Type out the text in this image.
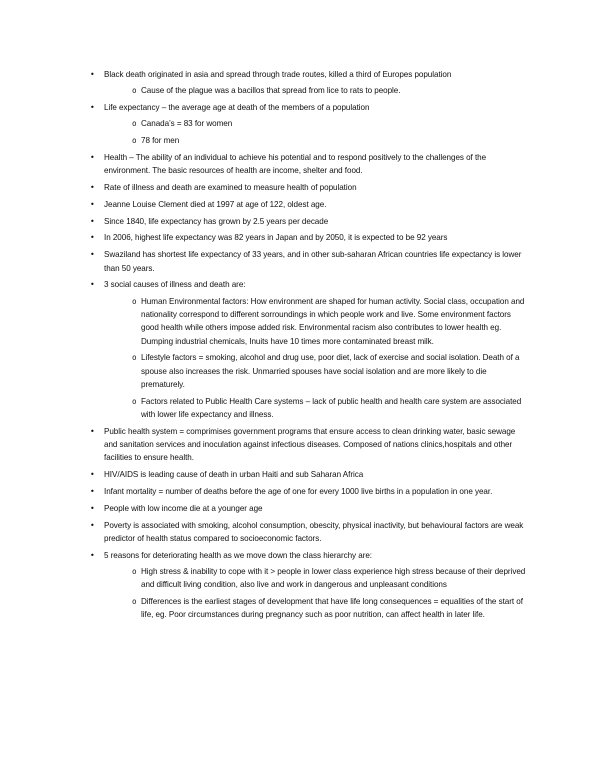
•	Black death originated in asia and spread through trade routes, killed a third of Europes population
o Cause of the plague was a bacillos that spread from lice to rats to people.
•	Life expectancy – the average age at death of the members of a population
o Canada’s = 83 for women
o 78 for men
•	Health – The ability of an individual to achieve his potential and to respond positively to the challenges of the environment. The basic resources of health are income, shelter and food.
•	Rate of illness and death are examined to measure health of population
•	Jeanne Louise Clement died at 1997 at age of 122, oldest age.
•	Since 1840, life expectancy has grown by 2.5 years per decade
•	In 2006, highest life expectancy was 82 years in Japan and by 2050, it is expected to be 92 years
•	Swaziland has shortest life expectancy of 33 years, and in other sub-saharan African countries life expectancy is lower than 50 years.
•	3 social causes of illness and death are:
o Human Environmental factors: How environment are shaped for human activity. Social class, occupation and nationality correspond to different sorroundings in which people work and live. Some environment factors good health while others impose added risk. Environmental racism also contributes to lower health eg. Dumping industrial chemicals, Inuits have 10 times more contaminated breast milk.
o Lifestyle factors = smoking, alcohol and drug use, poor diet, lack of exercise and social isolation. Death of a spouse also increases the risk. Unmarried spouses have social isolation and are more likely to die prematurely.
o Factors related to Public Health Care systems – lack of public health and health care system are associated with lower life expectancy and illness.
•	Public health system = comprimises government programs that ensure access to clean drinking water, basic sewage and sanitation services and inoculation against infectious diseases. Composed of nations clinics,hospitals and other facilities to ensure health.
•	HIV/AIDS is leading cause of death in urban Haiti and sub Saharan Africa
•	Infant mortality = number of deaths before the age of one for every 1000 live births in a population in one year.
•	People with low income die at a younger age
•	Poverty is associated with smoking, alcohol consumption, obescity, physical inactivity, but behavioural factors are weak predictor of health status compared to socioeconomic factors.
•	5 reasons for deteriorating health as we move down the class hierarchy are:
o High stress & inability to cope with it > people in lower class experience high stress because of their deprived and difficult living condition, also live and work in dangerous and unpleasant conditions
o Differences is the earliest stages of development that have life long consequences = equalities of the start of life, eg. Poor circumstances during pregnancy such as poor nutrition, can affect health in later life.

#### DIRECTIONS FOR THIS TASK
Pictures don't belong in the copy. Transcribe every record exactly as it appears.

#### EXERCISE OUTPUT
Type out the text in this image.
•	Black death originated in asia and spread through trade routes, killed a third of Europes population
o Cause of the plague was a bacillos that spread from lice to rats to people.
•	Life expectancy – the average age at death of the members of a population
o Canada’s = 83 for women
o 78 for men
•	Health – The ability of an individual to achieve his potential and to respond positively to the challenges of the environment. The basic resources of health are income, shelter and food.
•	Rate of illness and death are examined to measure health of population
•	Jeanne Louise Clement died at 1997 at age of 122, oldest age.
•	Since 1840, life expectancy has grown by 2.5 years per decade
•	In 2006, highest life expectancy was 82 years in Japan and by 2050, it is expected to be 92 years
•	Swaziland has shortest life expectancy of 33 years, and in other sub-saharan African countries life expectancy is lower than 50 years.
•	3 social causes of illness and death are:
o Human Environmental factors: How environment are shaped for human activity. Social class, occupation and nationality correspond to different sorroundings in which people work and live. Some environment factors good health while others impose added risk. Environmental racism also contributes to lower health eg. Dumping industrial chemicals, Inuits have 10 times more contaminated breast milk.
o Lifestyle factors = smoking, alcohol and drug use, poor diet, lack of exercise and social isolation. Death of a spouse also increases the risk. Unmarried spouses have social isolation and are more likely to die prematurely.
o Factors related to Public Health Care systems – lack of public health and health care system are associated with lower life expectancy and illness.
•	Public health system = comprimises government programs that ensure access to clean drinking water, basic sewage and sanitation services and inoculation against infectious diseases. Composed of nations clinics,hospitals and other facilities to ensure health.
•	HIV/AIDS is leading cause of death in urban Haiti and sub Saharan Africa
•	Infant mortality = number of deaths before the age of one for every 1000 live births in a population in one year.
•	People with low income die at a younger age
•	Poverty is associated with smoking, alcohol consumption, obescity, physical inactivity, but behavioural factors are weak predictor of health status compared to socioeconomic factors.
•	5 reasons for deteriorating health as we move down the class hierarchy are:
o High stress & inability to cope with it > people in lower class experience high stress because of their deprived and difficult living condition, also live and work in dangerous and unpleasant conditions
o Differences is the earliest stages of development that have life long consequences = equalities of the start of life, eg. Poor circumstances during pregnancy such as poor nutrition, can affect health in later life.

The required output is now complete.